## Given records
** Start **
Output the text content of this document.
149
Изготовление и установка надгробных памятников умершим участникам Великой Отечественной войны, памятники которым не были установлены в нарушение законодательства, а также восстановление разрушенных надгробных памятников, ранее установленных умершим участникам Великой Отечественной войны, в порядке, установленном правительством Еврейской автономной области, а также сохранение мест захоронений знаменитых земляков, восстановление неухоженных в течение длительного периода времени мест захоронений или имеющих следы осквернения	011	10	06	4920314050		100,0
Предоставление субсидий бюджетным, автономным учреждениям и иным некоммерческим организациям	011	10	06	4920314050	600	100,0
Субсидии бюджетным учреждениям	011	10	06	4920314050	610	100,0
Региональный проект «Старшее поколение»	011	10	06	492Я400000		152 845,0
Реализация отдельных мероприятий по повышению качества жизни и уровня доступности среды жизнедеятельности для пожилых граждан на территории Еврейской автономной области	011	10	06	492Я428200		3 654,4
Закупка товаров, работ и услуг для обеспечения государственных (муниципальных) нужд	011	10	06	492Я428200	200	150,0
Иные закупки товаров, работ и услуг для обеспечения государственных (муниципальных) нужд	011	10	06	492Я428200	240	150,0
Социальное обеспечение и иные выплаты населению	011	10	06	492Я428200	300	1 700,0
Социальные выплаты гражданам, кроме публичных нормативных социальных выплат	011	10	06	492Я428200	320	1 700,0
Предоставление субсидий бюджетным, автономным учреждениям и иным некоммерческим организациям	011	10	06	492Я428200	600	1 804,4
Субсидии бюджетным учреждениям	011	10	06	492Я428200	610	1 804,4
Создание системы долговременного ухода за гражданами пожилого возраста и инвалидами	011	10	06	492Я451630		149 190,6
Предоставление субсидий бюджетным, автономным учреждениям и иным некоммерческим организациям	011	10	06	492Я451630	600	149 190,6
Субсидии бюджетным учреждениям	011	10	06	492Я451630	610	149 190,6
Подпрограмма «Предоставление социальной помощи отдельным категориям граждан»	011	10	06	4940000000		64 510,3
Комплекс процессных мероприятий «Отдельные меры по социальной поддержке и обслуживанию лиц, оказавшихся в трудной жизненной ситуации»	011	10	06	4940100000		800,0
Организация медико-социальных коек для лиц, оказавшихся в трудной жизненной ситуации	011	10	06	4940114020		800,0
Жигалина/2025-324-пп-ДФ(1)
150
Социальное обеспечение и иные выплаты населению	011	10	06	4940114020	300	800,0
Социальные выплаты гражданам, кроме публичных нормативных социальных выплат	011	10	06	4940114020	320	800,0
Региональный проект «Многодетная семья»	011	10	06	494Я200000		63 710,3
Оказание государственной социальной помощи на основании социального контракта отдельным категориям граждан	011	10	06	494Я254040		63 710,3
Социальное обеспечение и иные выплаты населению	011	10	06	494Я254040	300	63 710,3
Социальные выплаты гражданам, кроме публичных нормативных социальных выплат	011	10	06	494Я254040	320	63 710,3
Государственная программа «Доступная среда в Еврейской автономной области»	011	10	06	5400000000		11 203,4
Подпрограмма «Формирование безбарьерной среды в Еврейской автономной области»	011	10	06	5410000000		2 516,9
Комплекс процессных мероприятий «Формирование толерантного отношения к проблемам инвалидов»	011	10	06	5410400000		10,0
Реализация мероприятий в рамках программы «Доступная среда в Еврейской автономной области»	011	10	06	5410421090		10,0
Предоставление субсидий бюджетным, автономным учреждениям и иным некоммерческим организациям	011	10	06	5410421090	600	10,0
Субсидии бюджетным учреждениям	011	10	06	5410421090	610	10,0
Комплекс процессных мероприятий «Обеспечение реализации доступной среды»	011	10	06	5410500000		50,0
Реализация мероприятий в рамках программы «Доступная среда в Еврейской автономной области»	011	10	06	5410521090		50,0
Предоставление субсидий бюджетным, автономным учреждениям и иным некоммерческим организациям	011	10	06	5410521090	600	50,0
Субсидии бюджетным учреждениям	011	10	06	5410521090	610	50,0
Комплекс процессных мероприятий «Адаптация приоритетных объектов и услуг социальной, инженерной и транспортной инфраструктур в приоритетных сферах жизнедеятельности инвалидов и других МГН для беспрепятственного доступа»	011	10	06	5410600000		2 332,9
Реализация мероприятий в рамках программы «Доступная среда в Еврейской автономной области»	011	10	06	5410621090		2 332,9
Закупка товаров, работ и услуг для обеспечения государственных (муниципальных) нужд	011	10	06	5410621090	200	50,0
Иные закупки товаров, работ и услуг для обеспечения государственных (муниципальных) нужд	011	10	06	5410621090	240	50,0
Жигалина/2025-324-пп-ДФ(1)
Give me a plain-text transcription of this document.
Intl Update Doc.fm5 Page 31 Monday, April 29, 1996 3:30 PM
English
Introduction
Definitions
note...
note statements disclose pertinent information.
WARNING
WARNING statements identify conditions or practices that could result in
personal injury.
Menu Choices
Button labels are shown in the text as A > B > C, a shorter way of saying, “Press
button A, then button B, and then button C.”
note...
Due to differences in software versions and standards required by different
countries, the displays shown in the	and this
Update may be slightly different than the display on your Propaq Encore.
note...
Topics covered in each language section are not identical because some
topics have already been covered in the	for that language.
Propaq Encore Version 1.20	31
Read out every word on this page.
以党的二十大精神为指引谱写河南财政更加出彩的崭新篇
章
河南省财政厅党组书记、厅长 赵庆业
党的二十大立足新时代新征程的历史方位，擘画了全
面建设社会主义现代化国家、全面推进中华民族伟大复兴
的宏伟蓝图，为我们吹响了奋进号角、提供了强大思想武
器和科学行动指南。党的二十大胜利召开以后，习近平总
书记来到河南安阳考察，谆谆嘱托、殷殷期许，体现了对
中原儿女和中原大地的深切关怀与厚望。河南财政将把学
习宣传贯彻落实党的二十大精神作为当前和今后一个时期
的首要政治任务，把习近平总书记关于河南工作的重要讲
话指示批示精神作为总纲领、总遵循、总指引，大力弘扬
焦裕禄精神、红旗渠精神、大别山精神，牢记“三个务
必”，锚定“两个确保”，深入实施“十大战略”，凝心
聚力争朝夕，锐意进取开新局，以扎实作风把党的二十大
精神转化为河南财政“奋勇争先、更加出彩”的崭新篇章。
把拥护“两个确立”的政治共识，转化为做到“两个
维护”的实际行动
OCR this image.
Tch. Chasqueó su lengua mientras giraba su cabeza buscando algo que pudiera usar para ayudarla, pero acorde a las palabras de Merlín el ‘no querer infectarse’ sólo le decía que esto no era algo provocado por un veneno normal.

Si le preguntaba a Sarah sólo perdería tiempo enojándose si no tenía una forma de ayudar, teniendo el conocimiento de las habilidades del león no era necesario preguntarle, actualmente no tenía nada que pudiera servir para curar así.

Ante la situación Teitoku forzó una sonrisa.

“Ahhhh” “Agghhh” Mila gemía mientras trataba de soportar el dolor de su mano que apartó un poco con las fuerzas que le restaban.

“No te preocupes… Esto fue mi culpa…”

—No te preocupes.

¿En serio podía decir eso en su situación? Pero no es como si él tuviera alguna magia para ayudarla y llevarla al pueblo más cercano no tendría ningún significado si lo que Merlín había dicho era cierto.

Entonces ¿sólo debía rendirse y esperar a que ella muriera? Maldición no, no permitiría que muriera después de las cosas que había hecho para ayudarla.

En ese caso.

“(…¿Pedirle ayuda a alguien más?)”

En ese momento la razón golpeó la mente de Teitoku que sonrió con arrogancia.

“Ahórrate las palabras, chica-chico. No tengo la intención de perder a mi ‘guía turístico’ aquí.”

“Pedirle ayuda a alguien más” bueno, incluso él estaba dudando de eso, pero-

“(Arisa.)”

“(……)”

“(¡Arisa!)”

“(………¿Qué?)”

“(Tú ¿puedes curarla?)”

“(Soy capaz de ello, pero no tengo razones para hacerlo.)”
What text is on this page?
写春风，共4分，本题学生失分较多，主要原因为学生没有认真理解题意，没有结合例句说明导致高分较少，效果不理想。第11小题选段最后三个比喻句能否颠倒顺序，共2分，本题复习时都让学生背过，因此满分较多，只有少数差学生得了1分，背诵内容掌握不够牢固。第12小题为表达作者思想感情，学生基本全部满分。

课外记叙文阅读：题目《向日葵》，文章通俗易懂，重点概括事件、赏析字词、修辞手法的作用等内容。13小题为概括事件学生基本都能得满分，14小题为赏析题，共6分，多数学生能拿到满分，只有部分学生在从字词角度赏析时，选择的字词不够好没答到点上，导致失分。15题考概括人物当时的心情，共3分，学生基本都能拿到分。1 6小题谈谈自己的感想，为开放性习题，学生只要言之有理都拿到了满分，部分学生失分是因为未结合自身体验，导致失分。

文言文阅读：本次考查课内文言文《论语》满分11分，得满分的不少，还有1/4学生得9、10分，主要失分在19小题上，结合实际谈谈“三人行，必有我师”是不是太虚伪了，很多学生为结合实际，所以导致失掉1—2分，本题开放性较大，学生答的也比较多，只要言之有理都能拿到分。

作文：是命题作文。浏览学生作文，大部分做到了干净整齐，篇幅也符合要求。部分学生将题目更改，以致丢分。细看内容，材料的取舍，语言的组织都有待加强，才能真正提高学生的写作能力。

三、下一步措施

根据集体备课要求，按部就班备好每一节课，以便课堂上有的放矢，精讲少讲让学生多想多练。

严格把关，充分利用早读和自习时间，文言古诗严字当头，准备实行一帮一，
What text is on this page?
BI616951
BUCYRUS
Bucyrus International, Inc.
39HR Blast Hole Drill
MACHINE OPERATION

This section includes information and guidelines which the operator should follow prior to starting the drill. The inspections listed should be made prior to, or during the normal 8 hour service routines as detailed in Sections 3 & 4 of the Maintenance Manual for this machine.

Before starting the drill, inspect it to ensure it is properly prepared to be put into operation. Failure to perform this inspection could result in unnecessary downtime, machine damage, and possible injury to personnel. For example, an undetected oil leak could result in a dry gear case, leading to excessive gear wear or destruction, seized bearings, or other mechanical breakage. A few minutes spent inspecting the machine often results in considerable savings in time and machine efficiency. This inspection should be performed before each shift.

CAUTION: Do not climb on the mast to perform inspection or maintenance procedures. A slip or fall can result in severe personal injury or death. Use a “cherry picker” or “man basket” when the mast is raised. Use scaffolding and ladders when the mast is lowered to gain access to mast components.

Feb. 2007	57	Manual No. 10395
** End **
## Required task
Report only how many lines in the records contain the word "проект".

## Task output
2